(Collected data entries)
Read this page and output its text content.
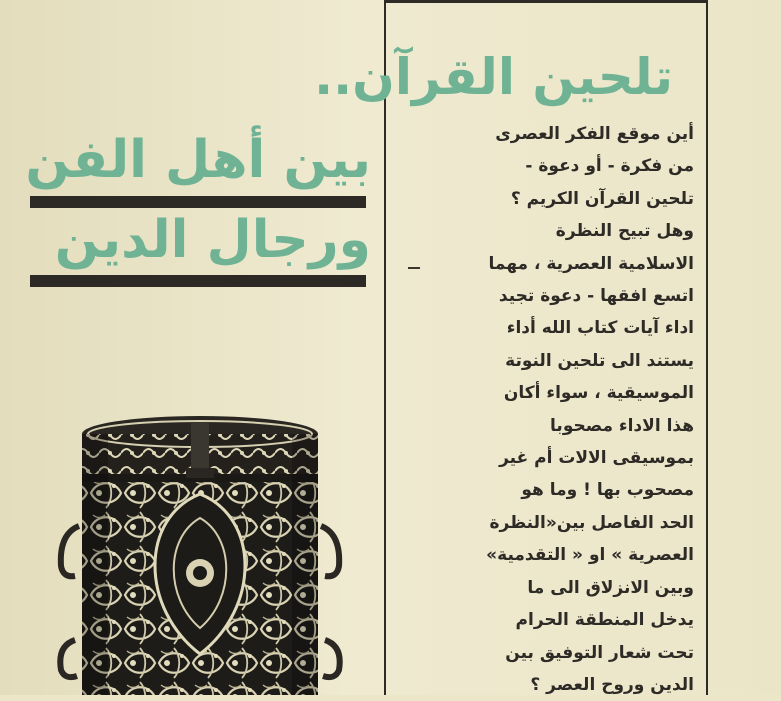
تلحين القرآن..
بين أهل الفن
ورجال الدين
أين موقع الفكر العصرى
من فكرة - أو دعوة -
تلحين القرآن الكريم ؟
وهل تبيح النظرة
الاسلامية العصرية ، مهما
اتسع افقها - دعوة تجيد
اداء آيات كتاب الله أداء
يستند الى تلحين النوتة
الموسيقية ، سواء أكان
هذا الاداء مصحوبا
بموسيقى الالات أم غير
مصحوب بها ! وما هو
الحد الفاصل بين«النظرة
العصرية » او « التقدمية»
وبين الانزلاق الى ما
يدخل المنطقة الحرام
تحت شعار التوفيق بين
الدين وروح العصر ؟
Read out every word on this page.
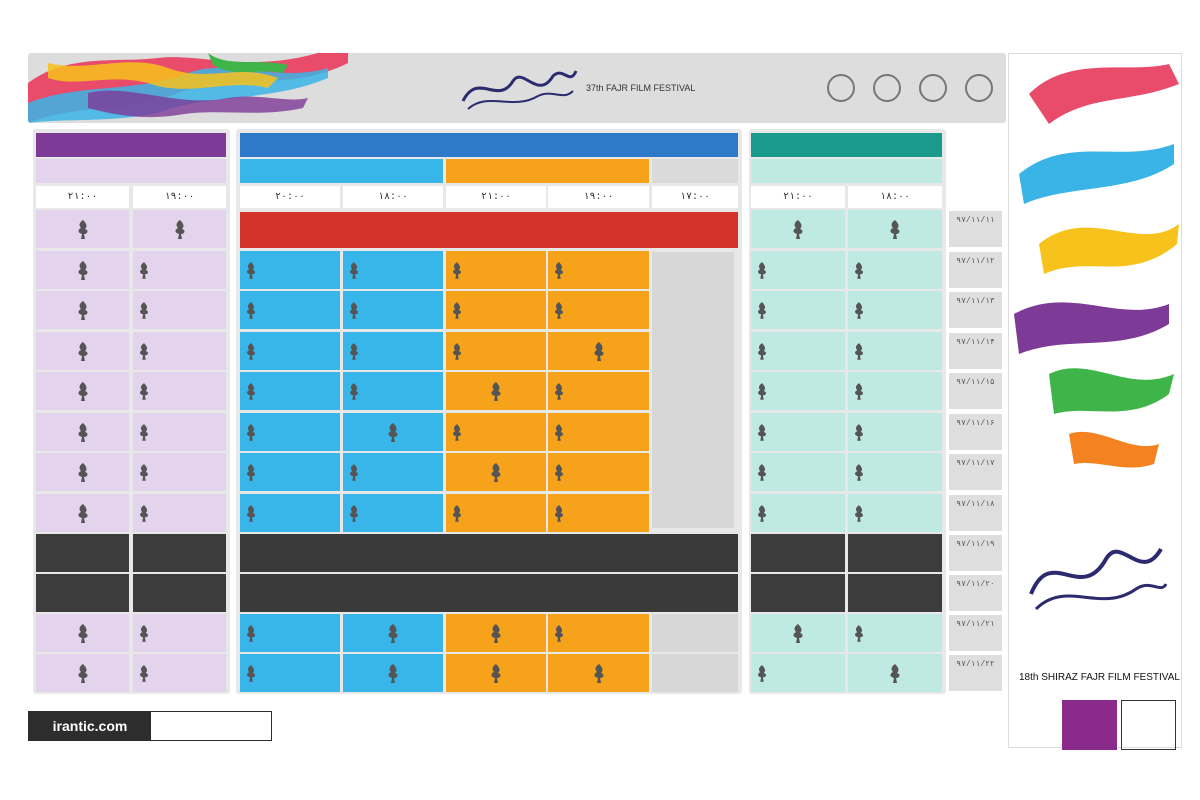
37th FAJR FILM FESTIVAL
18th SHIRAZ FAJR FILM FESTIVAL
۱۸:۰۰
۲۱:۰۰
۱۷:۰۰
۱۹:۰۰
۲۱:۰۰
۱۸:۰۰
۲۰:۰۰
۱۹:۰۰
۲۱:۰۰
۹۷/۱۱/۱۱
۹۷/۱۱/۱۲
۹۷/۱۱/۱۳
۹۷/۱۱/۱۴
۹۷/۱۱/۱۵
۹۷/۱۱/۱۶
۹۷/۱۱/۱۷
۹۷/۱۱/۱۸
۹۷/۱۱/۱۹
۹۷/۱۱/۲۰
۹۷/۱۱/۲۱
۹۷/۱۱/۲۲
irantic.com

_Task instructions:_ Check every line of the records above for the string "page" and say how many contain it, giving the number alone.

_Reply:_ 2